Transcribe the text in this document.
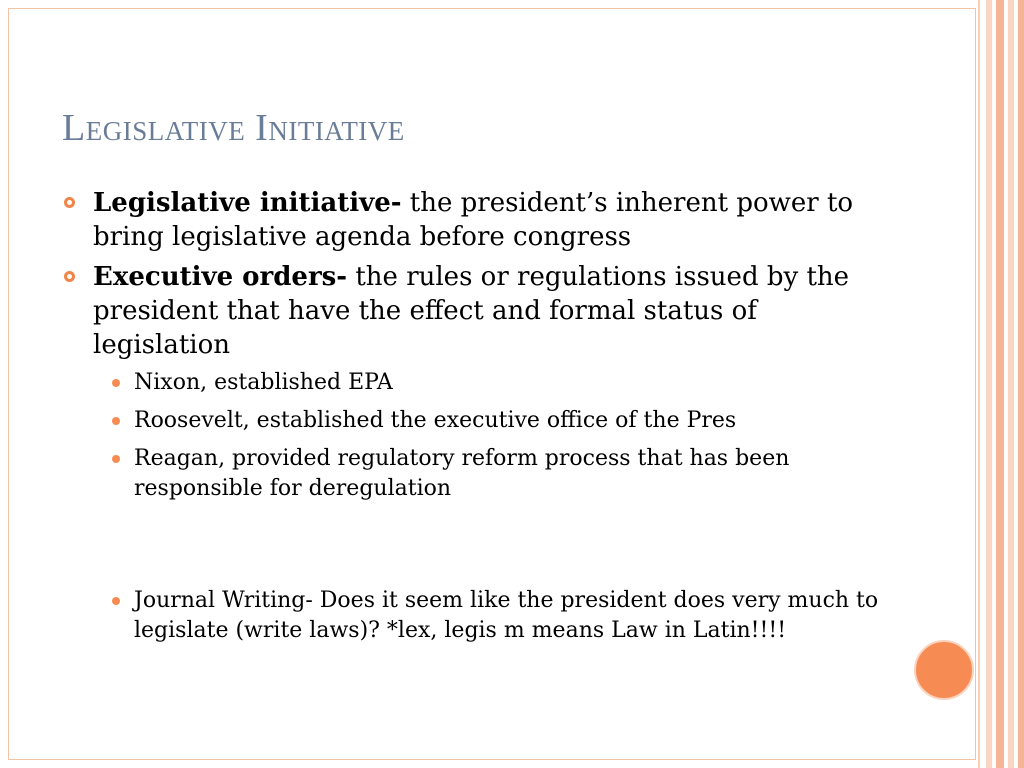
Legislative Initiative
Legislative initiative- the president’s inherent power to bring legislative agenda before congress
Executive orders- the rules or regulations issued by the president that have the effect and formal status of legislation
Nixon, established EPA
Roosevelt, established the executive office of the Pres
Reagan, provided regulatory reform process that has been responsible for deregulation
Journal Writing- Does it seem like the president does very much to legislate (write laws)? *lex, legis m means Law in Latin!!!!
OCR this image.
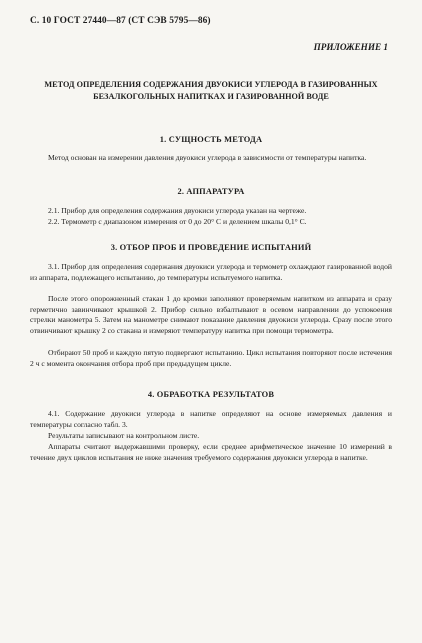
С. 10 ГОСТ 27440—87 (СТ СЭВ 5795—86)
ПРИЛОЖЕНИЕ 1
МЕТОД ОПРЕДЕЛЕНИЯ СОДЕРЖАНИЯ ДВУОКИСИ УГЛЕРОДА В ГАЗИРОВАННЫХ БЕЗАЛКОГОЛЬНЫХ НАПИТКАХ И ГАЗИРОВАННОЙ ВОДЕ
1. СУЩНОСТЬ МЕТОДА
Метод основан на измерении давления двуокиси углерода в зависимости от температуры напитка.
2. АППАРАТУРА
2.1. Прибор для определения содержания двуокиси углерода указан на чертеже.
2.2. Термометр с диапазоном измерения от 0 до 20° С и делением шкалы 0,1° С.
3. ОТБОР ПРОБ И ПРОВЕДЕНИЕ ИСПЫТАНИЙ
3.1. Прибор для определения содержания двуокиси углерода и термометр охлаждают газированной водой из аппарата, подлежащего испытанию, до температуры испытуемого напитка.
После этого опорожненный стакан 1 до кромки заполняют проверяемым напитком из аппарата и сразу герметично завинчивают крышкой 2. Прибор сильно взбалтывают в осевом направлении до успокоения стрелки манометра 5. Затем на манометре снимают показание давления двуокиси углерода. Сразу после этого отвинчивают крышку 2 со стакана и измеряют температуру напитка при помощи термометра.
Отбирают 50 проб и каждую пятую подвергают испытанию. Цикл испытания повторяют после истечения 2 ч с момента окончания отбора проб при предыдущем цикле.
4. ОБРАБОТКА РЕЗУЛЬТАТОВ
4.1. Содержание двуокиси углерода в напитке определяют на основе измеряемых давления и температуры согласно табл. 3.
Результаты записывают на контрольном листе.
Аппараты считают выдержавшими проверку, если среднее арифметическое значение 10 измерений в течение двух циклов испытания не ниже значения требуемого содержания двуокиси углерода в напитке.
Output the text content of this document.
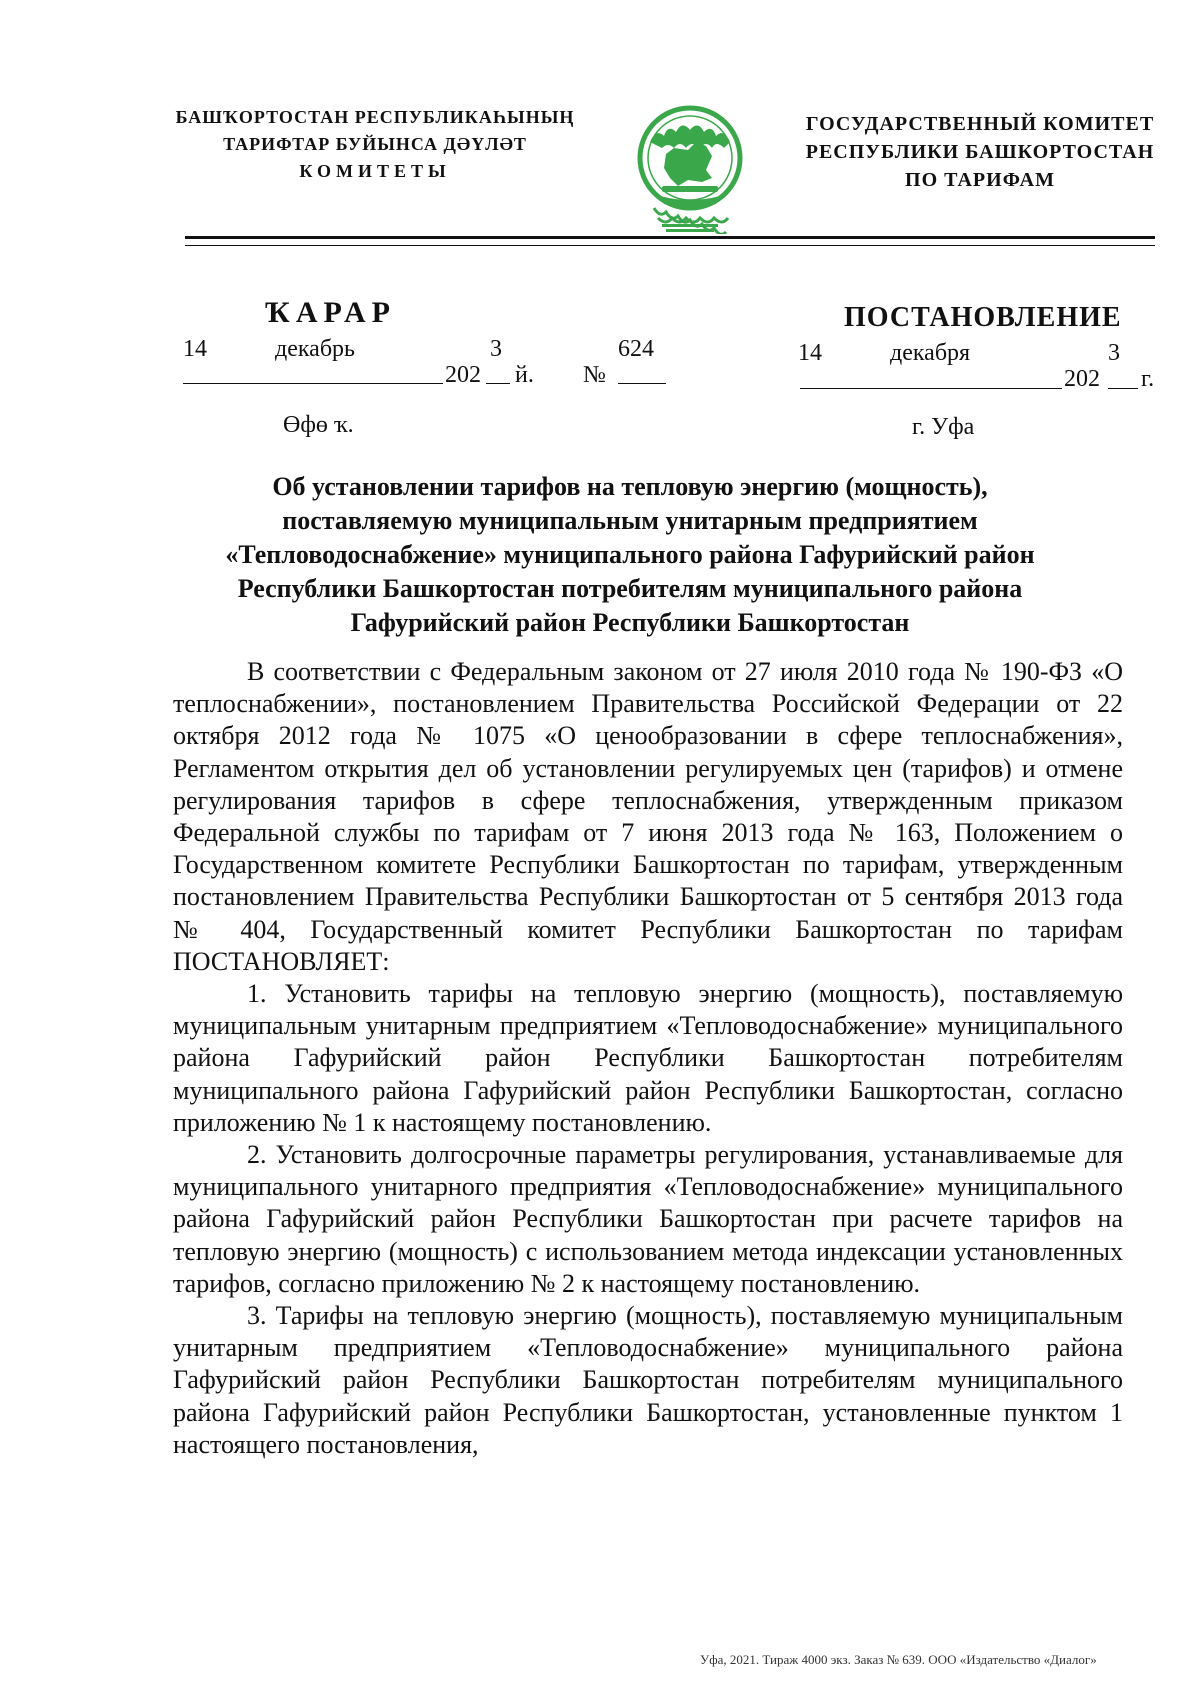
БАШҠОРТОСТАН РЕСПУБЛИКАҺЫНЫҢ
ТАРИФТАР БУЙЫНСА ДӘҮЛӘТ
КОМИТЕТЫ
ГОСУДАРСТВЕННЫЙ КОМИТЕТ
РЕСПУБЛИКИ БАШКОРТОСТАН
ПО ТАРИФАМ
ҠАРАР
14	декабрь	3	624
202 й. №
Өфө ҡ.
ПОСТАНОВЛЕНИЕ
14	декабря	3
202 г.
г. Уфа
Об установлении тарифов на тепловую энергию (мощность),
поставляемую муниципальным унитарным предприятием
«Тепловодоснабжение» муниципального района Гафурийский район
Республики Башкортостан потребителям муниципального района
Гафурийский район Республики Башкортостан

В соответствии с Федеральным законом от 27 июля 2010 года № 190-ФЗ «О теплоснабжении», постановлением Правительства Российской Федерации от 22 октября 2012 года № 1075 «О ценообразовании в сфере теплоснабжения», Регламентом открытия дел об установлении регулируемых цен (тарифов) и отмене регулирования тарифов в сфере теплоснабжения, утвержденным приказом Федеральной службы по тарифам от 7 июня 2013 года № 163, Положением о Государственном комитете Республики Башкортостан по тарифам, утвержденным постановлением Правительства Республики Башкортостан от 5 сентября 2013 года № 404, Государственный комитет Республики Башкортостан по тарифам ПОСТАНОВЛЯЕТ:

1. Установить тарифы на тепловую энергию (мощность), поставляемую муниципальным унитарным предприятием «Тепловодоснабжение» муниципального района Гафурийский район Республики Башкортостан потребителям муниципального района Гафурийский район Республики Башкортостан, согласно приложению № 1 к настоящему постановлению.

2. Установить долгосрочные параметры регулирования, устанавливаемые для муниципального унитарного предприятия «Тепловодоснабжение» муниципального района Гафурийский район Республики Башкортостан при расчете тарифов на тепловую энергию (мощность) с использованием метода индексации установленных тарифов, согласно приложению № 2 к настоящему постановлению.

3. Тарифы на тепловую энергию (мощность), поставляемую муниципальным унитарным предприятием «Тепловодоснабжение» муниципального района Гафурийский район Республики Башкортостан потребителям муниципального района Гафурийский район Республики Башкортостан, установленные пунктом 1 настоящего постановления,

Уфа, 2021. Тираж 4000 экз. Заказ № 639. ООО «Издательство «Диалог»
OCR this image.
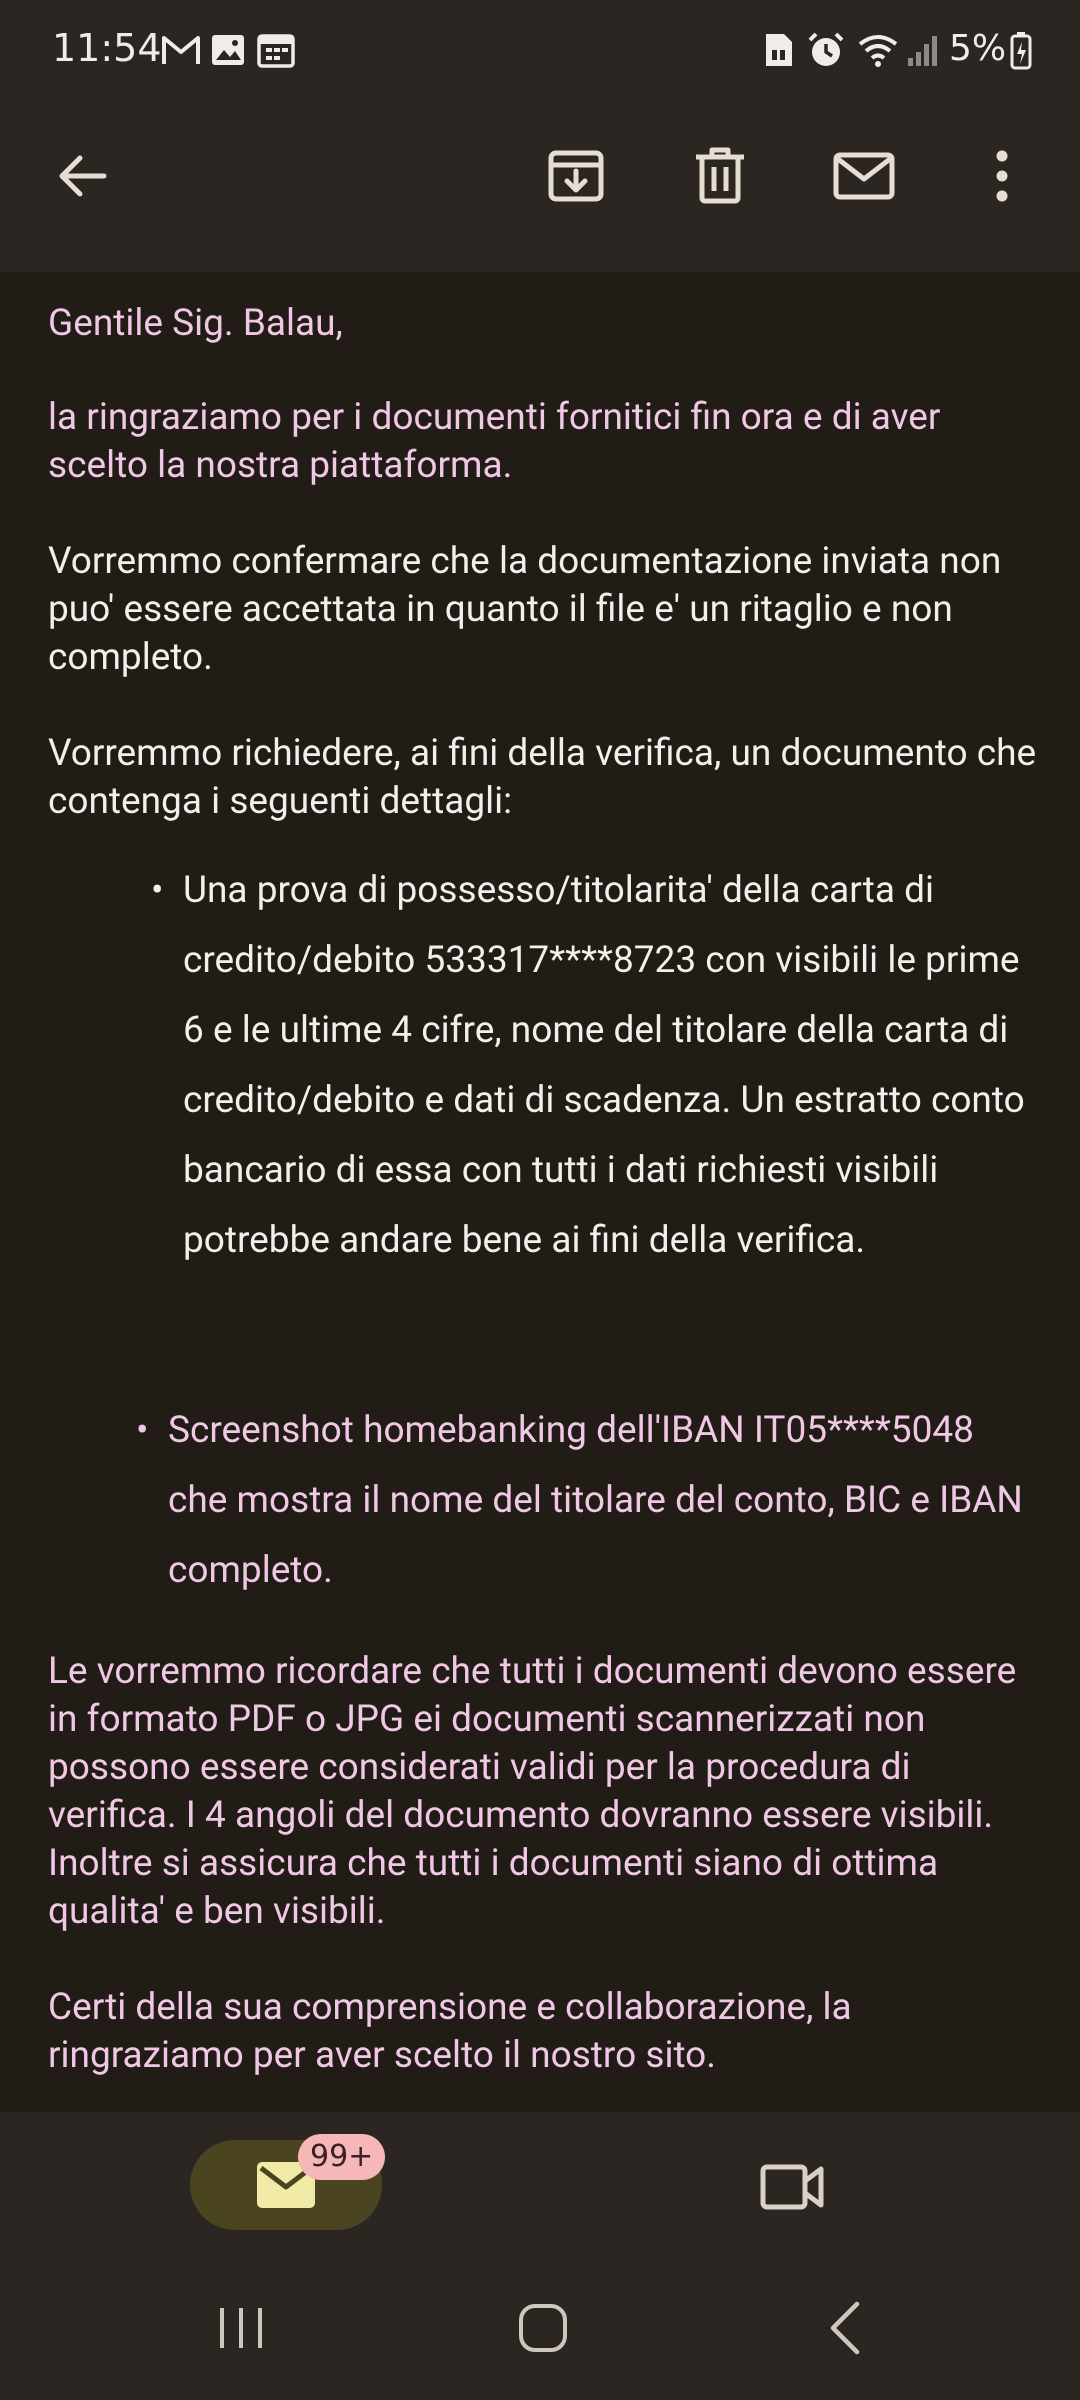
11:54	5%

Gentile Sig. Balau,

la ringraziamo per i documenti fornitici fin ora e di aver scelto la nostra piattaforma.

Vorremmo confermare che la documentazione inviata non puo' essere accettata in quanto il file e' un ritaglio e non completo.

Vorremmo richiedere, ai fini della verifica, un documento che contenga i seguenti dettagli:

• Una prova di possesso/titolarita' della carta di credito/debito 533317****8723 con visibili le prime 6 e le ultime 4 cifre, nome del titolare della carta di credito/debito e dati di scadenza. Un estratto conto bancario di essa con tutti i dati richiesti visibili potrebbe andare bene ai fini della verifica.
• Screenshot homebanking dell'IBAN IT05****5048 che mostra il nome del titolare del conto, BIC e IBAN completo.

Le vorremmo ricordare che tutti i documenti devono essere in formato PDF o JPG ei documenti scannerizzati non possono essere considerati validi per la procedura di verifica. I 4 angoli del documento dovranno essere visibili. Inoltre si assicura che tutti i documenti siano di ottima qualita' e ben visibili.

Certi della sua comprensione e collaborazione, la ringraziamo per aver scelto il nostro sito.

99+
# # # # #
## [WHAT TO WORK ON]
What is needed is an exact reproduction of the data, pictures excluded.

## [COMPLETE ANSWER]
Transcribe the text in this document.
Legislative Initiative
Legislative initiative- the president’s inherent power to bring legislative agenda before congress
Executive orders- the rules or regulations issued by the president that have the effect and formal status of legislation
Nixon, established EPA
Roosevelt, established the executive office of the Pres
Reagan, provided regulatory reform process that has been responsible for deregulation
Journal Writing- Does it seem like the president does very much to legislate (write laws)? *lex, legis m means Law in Latin!!!!
OCR this image.
С. 10 ГОСТ 27440—87 (СТ СЭВ 5795—86)
ПРИЛОЖЕНИЕ 1
МЕТОД ОПРЕДЕЛЕНИЯ СОДЕРЖАНИЯ ДВУОКИСИ УГЛЕРОДА В ГАЗИРОВАННЫХ БЕЗАЛКОГОЛЬНЫХ НАПИТКАХ И ГАЗИРОВАННОЙ ВОДЕ
1. СУЩНОСТЬ МЕТОДА
Метод основан на измерении давления двуокиси углерода в зависимости от температуры напитка.
2. АППАРАТУРА
2.1. Прибор для определения содержания двуокиси углерода указан на чертеже.
2.2. Термометр с диапазоном измерения от 0 до 20° С и делением шкалы 0,1° С.
3. ОТБОР ПРОБ И ПРОВЕДЕНИЕ ИСПЫТАНИЙ
3.1. Прибор для определения содержания двуокиси углерода и термометр охлаждают газированной водой из аппарата, подлежащего испытанию, до температуры испытуемого напитка.
После этого опорожненный стакан 1 до кромки заполняют проверяемым напитком из аппарата и сразу герметично завинчивают крышкой 2. Прибор сильно взбалтывают в осевом направлении до успокоения стрелки манометра 5. Затем на манометре снимают показание давления двуокиси углерода. Сразу после этого отвинчивают крышку 2 со стакана и измеряют температуру напитка при помощи термометра.
Отбирают 50 проб и каждую пятую подвергают испытанию. Цикл испытания повторяют после истечения 2 ч с момента окончания отбора проб при предыдущем цикле.
4. ОБРАБОТКА РЕЗУЛЬТАТОВ
4.1. Содержание двуокиси углерода в напитке определяют на основе измеряемых давления и температуры согласно табл. 3.
Результаты записывают на контрольном листе.
Аппараты считают выдержавшими проверку, если среднее арифметическое значение 10 измерений в течение двух циклов испытания не ниже значения требуемого содержания двуокиси углерода в напитке.
Output the text content of this document.
БАШҠОРТОСТАН РЕСПУБЛИКАҺЫНЫҢ
ТАРИФТАР БУЙЫНСА ДӘҮЛӘТ
КОМИТЕТЫ
ГОСУДАРСТВЕННЫЙ КОМИТЕТ
РЕСПУБЛИКИ БАШКОРТОСТАН
ПО ТАРИФАМ
ҠАРАР
14	декабрь	3	624
202 й. №
Өфө ҡ.
ПОСТАНОВЛЕНИЕ
14	декабря	3
202 г.
г. Уфа
Об установлении тарифов на тепловую энергию (мощность),
поставляемую муниципальным унитарным предприятием
«Тепловодоснабжение» муниципального района Гафурийский район
Республики Башкортостан потребителям муниципального района
Гафурийский район Республики Башкортостан

В соответствии с Федеральным законом от 27 июля 2010 года № 190-ФЗ «О теплоснабжении», постановлением Правительства Российской Федерации от 22 октября 2012 года № 1075 «О ценообразовании в сфере теплоснабжения», Регламентом открытия дел об установлении регулируемых цен (тарифов) и отмене регулирования тарифов в сфере теплоснабжения, утвержденным приказом Федеральной службы по тарифам от 7 июня 2013 года № 163, Положением о Государственном комитете Республики Башкортостан по тарифам, утвержденным постановлением Правительства Республики Башкортостан от 5 сентября 2013 года № 404, Государственный комитет Республики Башкортостан по тарифам ПОСТАНОВЛЯЕТ:

1. Установить тарифы на тепловую энергию (мощность), поставляемую муниципальным унитарным предприятием «Тепловодоснабжение» муниципального района Гафурийский район Республики Башкортостан потребителям муниципального района Гафурийский район Республики Башкортостан, согласно приложению № 1 к настоящему постановлению.

2. Установить долгосрочные параметры регулирования, устанавливаемые для муниципального унитарного предприятия «Тепловодоснабжение» муниципального района Гафурийский район Республики Башкортостан при расчете тарифов на тепловую энергию (мощность) с использованием метода индексации установленных тарифов, согласно приложению № 2 к настоящему постановлению.

3. Тарифы на тепловую энергию (мощность), поставляемую муниципальным унитарным предприятием «Тепловодоснабжение» муниципального района Гафурийский район Республики Башкортостан потребителям муниципального района Гафурийский район Республики Башкортостан, установленные пунктом 1 настоящего постановления,

Уфа, 2021. Тираж 4000 экз. Заказ № 639. ООО «Издательство «Диалог»
OCR this image.
11:54	5%

Gentile Sig. Balau,

la ringraziamo per i documenti fornitici fin ora e di aver scelto la nostra piattaforma.

Vorremmo confermare che la documentazione inviata non puo' essere accettata in quanto il file e' un ritaglio e non completo.

Vorremmo richiedere, ai fini della verifica, un documento che contenga i seguenti dettagli:

• Una prova di possesso/titolarita' della carta di credito/debito 533317****8723 con visibili le prime 6 e le ultime 4 cifre, nome del titolare della carta di credito/debito e dati di scadenza. Un estratto conto bancario di essa con tutti i dati richiesti visibili potrebbe andare bene ai fini della verifica.
• Screenshot homebanking dell'IBAN IT05****5048 che mostra il nome del titolare del conto, BIC e IBAN completo.

Le vorremmo ricordare che tutti i documenti devono essere in formato PDF o JPG ei documenti scannerizzati non possono essere considerati validi per la procedura di verifica. I 4 angoli del documento dovranno essere visibili. Inoltre si assicura che tutti i documenti siano di ottima qualita' e ben visibili.

Certi della sua comprensione e collaborazione, la ringraziamo per aver scelto il nostro sito.

99+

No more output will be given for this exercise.